Given request:
Write out the records word for word, with no pictures.

Material for this task:

[start]

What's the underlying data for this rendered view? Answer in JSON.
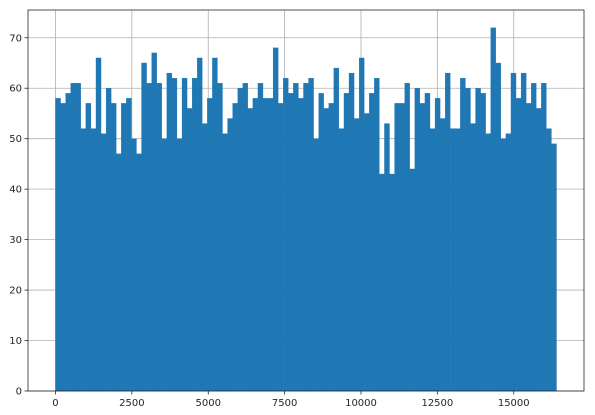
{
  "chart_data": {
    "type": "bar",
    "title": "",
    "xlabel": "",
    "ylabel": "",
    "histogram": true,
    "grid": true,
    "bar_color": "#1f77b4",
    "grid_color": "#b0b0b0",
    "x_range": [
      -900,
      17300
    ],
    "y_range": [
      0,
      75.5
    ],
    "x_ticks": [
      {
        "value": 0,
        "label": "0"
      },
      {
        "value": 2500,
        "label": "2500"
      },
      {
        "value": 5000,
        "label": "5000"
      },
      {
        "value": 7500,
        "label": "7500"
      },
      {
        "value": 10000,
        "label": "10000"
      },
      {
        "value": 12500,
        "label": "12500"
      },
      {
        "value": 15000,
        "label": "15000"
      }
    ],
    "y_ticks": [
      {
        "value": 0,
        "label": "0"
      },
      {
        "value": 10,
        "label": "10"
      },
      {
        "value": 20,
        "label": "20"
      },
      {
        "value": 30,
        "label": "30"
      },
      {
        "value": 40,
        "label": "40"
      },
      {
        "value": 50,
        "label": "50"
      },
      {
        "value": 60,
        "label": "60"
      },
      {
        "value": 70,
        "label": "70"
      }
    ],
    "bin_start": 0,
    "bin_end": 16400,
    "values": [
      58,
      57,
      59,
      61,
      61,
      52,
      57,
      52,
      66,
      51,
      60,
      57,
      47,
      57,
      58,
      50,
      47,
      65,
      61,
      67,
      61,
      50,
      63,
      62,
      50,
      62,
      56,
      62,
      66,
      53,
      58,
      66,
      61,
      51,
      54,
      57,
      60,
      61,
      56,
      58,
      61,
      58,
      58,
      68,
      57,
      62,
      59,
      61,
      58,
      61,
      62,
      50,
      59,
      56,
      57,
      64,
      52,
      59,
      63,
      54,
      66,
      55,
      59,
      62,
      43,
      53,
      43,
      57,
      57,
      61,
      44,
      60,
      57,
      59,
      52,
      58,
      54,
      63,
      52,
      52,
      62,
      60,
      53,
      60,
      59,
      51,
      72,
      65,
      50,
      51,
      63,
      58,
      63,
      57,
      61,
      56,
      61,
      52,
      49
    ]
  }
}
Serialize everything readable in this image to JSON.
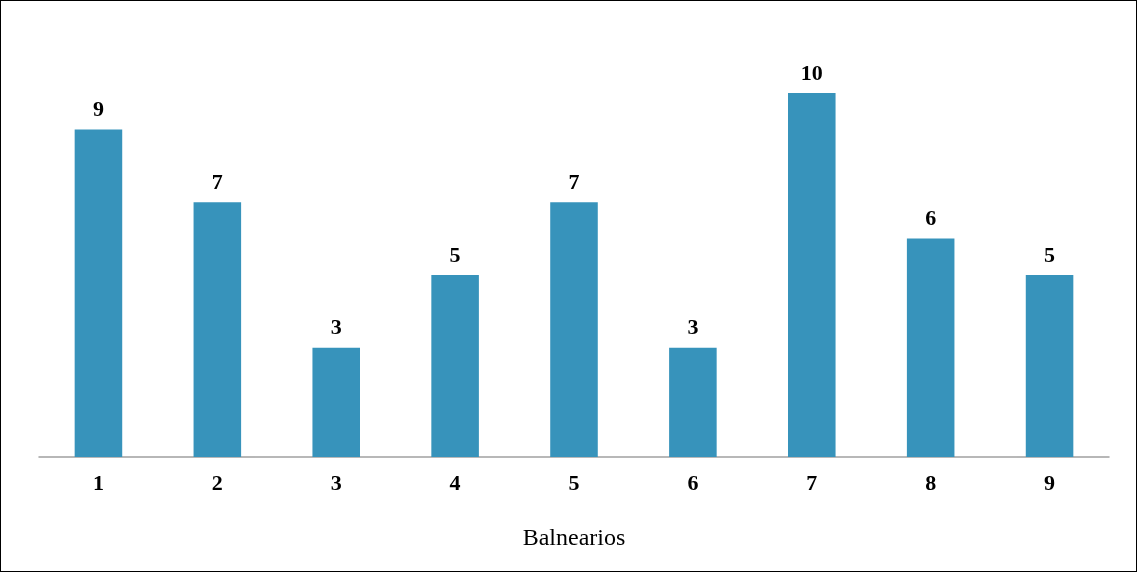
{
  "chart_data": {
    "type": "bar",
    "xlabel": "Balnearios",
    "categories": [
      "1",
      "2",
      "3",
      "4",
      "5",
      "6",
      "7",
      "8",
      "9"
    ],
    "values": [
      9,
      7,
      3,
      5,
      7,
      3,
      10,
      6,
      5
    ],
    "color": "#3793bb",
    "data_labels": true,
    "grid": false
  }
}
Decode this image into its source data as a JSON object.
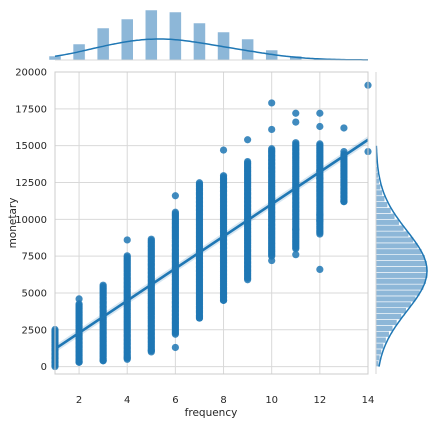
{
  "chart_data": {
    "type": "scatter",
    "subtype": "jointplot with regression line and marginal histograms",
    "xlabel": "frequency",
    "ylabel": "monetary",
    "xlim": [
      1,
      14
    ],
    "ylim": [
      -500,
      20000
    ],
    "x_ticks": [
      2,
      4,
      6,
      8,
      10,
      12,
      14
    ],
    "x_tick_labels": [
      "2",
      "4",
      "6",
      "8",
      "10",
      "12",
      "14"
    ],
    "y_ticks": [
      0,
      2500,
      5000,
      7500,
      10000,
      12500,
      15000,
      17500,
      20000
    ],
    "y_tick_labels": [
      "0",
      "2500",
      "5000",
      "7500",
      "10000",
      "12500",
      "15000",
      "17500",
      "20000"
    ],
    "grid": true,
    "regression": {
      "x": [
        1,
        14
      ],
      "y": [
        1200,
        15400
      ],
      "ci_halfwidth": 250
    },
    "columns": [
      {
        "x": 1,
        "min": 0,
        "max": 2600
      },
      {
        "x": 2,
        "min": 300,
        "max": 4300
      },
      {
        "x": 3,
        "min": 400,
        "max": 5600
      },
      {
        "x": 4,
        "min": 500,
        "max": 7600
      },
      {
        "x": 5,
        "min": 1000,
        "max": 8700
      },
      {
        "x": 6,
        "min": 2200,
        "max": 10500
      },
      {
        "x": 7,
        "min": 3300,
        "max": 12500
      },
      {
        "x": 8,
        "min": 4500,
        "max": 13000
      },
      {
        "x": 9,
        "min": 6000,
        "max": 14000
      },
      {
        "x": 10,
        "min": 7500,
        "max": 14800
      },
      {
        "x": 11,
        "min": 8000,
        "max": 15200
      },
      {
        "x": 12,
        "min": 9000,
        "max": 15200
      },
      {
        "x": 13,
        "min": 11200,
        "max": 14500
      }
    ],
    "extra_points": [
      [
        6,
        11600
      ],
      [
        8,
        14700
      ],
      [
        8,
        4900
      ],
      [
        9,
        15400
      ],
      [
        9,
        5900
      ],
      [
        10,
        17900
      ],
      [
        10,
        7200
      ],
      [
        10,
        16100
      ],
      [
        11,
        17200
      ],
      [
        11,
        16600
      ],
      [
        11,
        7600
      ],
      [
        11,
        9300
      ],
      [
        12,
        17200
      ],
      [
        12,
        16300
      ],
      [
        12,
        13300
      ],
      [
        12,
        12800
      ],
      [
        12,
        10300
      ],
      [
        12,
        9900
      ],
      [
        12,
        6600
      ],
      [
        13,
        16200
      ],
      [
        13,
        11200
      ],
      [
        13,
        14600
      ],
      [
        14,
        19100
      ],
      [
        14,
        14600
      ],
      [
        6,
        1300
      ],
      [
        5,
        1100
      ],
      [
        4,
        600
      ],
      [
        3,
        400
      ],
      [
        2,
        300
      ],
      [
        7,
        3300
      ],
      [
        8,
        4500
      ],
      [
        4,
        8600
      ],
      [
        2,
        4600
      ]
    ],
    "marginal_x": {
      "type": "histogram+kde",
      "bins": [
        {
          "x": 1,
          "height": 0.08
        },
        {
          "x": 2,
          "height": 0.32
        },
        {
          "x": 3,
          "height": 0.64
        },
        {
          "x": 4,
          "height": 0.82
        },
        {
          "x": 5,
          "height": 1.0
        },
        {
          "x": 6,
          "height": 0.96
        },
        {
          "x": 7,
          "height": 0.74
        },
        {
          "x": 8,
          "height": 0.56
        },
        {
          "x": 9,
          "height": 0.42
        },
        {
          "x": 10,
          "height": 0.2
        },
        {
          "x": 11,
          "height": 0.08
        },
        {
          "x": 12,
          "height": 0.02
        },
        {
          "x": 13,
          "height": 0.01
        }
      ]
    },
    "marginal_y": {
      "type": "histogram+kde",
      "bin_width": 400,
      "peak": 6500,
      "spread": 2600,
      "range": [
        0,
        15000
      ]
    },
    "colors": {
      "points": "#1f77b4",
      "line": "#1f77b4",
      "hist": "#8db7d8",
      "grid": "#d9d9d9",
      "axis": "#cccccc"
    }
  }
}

[end]

The output:
What's the underlying data for this rendered view? Answer in JSON.
{
  "chart_data": {
    "type": "bar",
    "title": "",
    "xlabel": "",
    "ylabel": "",
    "histogram": true,
    "grid": true,
    "bar_color": "#1f77b4",
    "grid_color": "#b0b0b0",
    "x_range": [
      -900,
      17300
    ],
    "y_range": [
      0,
      75.5
    ],
    "x_ticks": [
      {
        "value": 0,
        "label": "0"
      },
      {
        "value": 2500,
        "label": "2500"
      },
      {
        "value": 5000,
        "label": "5000"
      },
      {
        "value": 7500,
        "label": "7500"
      },
      {
        "value": 10000,
        "label": "10000"
      },
      {
        "value": 12500,
        "label": "12500"
      },
      {
        "value": 15000,
        "label": "15000"
      }
    ],
    "y_ticks": [
      {
        "value": 0,
        "label": "0"
      },
      {
        "value": 10,
        "label": "10"
      },
      {
        "value": 20,
        "label": "20"
      },
      {
        "value": 30,
        "label": "30"
      },
      {
        "value": 40,
        "label": "40"
      },
      {
        "value": 50,
        "label": "50"
      },
      {
        "value": 60,
        "label": "60"
      },
      {
        "value": 70,
        "label": "70"
      }
    ],
    "bin_start": 0,
    "bin_end": 16400,
    "values": [
      58,
      57,
      59,
      61,
      61,
      52,
      57,
      52,
      66,
      51,
      60,
      57,
      47,
      57,
      58,
      50,
      47,
      65,
      61,
      67,
      61,
      50,
      63,
      62,
      50,
      62,
      56,
      62,
      66,
      53,
      58,
      66,
      61,
      51,
      54,
      57,
      60,
      61,
      56,
      58,
      61,
      58,
      58,
      68,
      57,
      62,
      59,
      61,
      58,
      61,
      62,
      50,
      59,
      56,
      57,
      64,
      52,
      59,
      63,
      54,
      66,
      55,
      59,
      62,
      43,
      53,
      43,
      57,
      57,
      61,
      44,
      60,
      57,
      59,
      52,
      58,
      54,
      63,
      52,
      52,
      62,
      60,
      53,
      60,
      59,
      51,
      72,
      65,
      50,
      51,
      63,
      58,
      63,
      57,
      61,
      56,
      61,
      52,
      49
    ]
  }
}
Serialize everything readable in this image to JSON.
{
  "chart_data": {
    "type": "bar",
    "xlabel": "Balnearios",
    "categories": [
      "1",
      "2",
      "3",
      "4",
      "5",
      "6",
      "7",
      "8",
      "9"
    ],
    "values": [
      9,
      7,
      3,
      5,
      7,
      3,
      10,
      6,
      5
    ],
    "color": "#3793bb",
    "data_labels": true,
    "grid": false
  }
}
Decode this image into its source data as a JSON object.
{
  "chart_data": {
    "type": "scatter",
    "subtype": "jointplot with regression line and marginal histograms",
    "xlabel": "frequency",
    "ylabel": "monetary",
    "xlim": [
      1,
      14
    ],
    "ylim": [
      -500,
      20000
    ],
    "x_ticks": [
      2,
      4,
      6,
      8,
      10,
      12,
      14
    ],
    "x_tick_labels": [
      "2",
      "4",
      "6",
      "8",
      "10",
      "12",
      "14"
    ],
    "y_ticks": [
      0,
      2500,
      5000,
      7500,
      10000,
      12500,
      15000,
      17500,
      20000
    ],
    "y_tick_labels": [
      "0",
      "2500",
      "5000",
      "7500",
      "10000",
      "12500",
      "15000",
      "17500",
      "20000"
    ],
    "grid": true,
    "regression": {
      "x": [
        1,
        14
      ],
      "y": [
        1200,
        15400
      ],
      "ci_halfwidth": 250
    },
    "columns": [
      {
        "x": 1,
        "min": 0,
        "max": 2600
      },
      {
        "x": 2,
        "min": 300,
        "max": 4300
      },
      {
        "x": 3,
        "min": 400,
        "max": 5600
      },
      {
        "x": 4,
        "min": 500,
        "max": 7600
      },
      {
        "x": 5,
        "min": 1000,
        "max": 8700
      },
      {
        "x": 6,
        "min": 2200,
        "max": 10500
      },
      {
        "x": 7,
        "min": 3300,
        "max": 12500
      },
      {
        "x": 8,
        "min": 4500,
        "max": 13000
      },
      {
        "x": 9,
        "min": 6000,
        "max": 14000
      },
      {
        "x": 10,
        "min": 7500,
        "max": 14800
      },
      {
        "x": 11,
        "min": 8000,
        "max": 15200
      },
      {
        "x": 12,
        "min": 9000,
        "max": 15200
      },
      {
        "x": 13,
        "min": 11200,
        "max": 14500
      }
    ],
    "extra_points": [
      [
        6,
        11600
      ],
      [
        8,
        14700
      ],
      [
        8,
        4900
      ],
      [
        9,
        15400
      ],
      [
        9,
        5900
      ],
      [
        10,
        17900
      ],
      [
        10,
        7200
      ],
      [
        10,
        16100
      ],
      [
        11,
        17200
      ],
      [
        11,
        16600
      ],
      [
        11,
        7600
      ],
      [
        11,
        9300
      ],
      [
        12,
        17200
      ],
      [
        12,
        16300
      ],
      [
        12,
        13300
      ],
      [
        12,
        12800
      ],
      [
        12,
        10300
      ],
      [
        12,
        9900
      ],
      [
        12,
        6600
      ],
      [
        13,
        16200
      ],
      [
        13,
        11200
      ],
      [
        13,
        14600
      ],
      [
        14,
        19100
      ],
      [
        14,
        14600
      ],
      [
        6,
        1300
      ],
      [
        5,
        1100
      ],
      [
        4,
        600
      ],
      [
        3,
        400
      ],
      [
        2,
        300
      ],
      [
        7,
        3300
      ],
      [
        8,
        4500
      ],
      [
        4,
        8600
      ],
      [
        2,
        4600
      ]
    ],
    "marginal_x": {
      "type": "histogram+kde",
      "bins": [
        {
          "x": 1,
          "height": 0.08
        },
        {
          "x": 2,
          "height": 0.32
        },
        {
          "x": 3,
          "height": 0.64
        },
        {
          "x": 4,
          "height": 0.82
        },
        {
          "x": 5,
          "height": 1.0
        },
        {
          "x": 6,
          "height": 0.96
        },
        {
          "x": 7,
          "height": 0.74
        },
        {
          "x": 8,
          "height": 0.56
        },
        {
          "x": 9,
          "height": 0.42
        },
        {
          "x": 10,
          "height": 0.2
        },
        {
          "x": 11,
          "height": 0.08
        },
        {
          "x": 12,
          "height": 0.02
        },
        {
          "x": 13,
          "height": 0.01
        }
      ]
    },
    "marginal_y": {
      "type": "histogram+kde",
      "bin_width": 400,
      "peak": 6500,
      "spread": 2600,
      "range": [
        0,
        15000
      ]
    },
    "colors": {
      "points": "#1f77b4",
      "line": "#1f77b4",
      "hist": "#8db7d8",
      "grid": "#d9d9d9",
      "axis": "#cccccc"
    }
  }
}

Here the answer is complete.